What you will do: Copy out each line containing "left" from the entries below.

::::::::

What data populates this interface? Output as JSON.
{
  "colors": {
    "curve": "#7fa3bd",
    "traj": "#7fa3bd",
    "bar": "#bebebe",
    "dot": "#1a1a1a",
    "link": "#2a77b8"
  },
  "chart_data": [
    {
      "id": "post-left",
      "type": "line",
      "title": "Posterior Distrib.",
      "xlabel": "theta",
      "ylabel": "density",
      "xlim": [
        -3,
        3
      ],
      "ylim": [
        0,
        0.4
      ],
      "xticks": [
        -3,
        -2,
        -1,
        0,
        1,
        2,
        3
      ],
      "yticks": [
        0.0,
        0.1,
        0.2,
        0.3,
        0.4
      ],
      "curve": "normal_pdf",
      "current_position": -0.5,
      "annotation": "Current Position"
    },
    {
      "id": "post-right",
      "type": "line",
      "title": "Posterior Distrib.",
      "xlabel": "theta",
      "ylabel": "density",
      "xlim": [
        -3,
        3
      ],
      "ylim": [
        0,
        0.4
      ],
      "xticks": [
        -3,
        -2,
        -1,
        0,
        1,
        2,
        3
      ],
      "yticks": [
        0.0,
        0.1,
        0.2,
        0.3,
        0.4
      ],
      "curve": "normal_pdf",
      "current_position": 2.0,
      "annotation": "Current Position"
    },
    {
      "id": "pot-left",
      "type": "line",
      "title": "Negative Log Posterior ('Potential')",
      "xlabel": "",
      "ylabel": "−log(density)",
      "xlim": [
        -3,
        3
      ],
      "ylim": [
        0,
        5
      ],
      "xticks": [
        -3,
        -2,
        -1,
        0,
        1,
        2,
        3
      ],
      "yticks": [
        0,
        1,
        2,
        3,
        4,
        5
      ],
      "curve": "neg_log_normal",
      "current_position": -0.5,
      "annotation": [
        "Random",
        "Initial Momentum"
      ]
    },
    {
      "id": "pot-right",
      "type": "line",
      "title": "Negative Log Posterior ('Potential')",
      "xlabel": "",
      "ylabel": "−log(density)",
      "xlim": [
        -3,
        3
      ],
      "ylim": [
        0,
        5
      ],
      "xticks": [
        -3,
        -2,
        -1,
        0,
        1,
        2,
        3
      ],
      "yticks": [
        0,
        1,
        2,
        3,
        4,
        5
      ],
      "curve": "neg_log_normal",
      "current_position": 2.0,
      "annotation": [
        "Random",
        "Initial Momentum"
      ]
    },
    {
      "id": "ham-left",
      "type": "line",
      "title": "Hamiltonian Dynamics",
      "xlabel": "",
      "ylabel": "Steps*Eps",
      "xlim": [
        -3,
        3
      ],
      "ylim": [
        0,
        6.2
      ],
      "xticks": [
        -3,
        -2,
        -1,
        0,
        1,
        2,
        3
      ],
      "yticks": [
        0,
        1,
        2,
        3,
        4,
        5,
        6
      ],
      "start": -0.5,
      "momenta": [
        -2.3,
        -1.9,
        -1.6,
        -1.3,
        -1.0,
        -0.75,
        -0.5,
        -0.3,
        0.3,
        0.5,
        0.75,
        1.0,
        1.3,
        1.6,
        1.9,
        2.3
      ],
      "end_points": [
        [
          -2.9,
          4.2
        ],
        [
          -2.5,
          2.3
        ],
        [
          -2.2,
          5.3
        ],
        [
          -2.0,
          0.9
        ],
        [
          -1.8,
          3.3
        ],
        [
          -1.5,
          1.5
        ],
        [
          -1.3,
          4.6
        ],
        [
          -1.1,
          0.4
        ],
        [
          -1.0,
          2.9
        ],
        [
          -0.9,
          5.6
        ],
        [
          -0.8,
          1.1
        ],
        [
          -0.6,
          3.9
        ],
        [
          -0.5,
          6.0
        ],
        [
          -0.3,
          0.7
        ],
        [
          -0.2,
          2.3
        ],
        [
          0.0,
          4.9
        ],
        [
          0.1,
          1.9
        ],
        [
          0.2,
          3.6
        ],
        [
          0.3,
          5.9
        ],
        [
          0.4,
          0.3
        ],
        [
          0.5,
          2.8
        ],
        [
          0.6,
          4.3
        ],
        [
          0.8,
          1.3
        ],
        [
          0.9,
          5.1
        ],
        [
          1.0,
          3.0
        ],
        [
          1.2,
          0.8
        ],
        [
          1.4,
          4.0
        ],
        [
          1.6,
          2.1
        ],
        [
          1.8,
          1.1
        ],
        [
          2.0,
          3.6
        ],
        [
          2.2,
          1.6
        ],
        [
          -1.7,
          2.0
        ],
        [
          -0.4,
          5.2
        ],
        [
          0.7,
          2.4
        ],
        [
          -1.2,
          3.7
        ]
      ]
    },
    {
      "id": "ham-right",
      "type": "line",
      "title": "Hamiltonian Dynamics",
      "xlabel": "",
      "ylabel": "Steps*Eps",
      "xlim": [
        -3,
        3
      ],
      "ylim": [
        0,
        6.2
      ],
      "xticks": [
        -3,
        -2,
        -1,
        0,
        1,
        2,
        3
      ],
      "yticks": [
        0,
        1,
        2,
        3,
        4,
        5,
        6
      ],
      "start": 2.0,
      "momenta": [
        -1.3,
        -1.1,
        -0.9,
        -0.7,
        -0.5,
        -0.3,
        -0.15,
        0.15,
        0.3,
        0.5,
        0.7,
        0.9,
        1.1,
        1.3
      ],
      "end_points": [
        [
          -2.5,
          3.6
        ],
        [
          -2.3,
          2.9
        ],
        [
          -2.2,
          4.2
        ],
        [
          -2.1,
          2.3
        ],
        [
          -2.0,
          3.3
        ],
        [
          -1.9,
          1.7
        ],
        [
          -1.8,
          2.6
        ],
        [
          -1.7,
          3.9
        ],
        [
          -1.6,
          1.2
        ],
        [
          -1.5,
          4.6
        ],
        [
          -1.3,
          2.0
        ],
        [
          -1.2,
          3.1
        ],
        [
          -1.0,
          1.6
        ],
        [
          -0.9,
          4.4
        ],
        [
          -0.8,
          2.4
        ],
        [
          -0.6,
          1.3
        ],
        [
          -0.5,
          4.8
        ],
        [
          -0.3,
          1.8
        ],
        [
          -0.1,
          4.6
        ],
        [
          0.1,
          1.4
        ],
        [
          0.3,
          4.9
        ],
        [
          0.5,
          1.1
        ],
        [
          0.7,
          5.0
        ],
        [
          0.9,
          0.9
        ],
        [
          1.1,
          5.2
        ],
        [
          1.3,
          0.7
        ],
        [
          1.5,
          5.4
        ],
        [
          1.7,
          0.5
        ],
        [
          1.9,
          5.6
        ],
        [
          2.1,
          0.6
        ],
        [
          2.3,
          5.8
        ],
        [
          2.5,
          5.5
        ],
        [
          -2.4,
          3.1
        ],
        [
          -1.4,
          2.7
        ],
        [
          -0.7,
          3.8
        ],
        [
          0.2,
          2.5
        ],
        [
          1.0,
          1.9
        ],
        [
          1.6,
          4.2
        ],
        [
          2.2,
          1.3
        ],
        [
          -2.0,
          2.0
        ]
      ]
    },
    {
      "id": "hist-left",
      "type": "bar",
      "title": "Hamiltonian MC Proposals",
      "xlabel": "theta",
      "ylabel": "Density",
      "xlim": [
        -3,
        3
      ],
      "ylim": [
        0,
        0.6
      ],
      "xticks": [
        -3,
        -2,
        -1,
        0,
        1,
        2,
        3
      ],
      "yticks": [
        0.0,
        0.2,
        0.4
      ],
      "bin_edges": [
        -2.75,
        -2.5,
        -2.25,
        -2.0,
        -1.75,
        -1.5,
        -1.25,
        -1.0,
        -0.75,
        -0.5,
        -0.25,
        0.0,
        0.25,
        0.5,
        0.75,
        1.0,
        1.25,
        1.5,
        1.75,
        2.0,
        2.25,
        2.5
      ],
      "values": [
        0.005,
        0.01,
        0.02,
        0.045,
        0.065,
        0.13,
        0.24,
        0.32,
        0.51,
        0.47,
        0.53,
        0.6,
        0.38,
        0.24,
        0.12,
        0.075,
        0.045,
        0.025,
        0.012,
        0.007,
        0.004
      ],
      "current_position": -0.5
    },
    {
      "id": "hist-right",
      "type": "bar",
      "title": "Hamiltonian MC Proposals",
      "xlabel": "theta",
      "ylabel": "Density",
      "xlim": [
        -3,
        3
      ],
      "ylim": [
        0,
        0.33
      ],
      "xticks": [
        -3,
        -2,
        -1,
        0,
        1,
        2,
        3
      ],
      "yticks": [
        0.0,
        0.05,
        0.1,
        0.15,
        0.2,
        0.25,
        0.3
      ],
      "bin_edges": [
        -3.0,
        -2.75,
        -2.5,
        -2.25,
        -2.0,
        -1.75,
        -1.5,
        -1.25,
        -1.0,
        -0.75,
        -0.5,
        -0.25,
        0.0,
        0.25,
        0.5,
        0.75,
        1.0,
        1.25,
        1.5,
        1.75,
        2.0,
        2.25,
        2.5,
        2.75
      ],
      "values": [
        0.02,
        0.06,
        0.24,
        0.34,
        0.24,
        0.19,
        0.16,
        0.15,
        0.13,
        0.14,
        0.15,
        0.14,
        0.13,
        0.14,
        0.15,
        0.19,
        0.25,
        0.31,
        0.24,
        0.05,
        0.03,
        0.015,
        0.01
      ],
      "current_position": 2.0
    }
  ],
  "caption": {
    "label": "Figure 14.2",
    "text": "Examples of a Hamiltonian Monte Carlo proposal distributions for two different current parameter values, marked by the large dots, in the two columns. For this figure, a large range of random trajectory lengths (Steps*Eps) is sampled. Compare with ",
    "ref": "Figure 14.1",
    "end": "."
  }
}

::::::::

Reply:
      "id": "post-left",
      "id": "pot-left",
      "id": "ham-left",
      "id": "hist-left",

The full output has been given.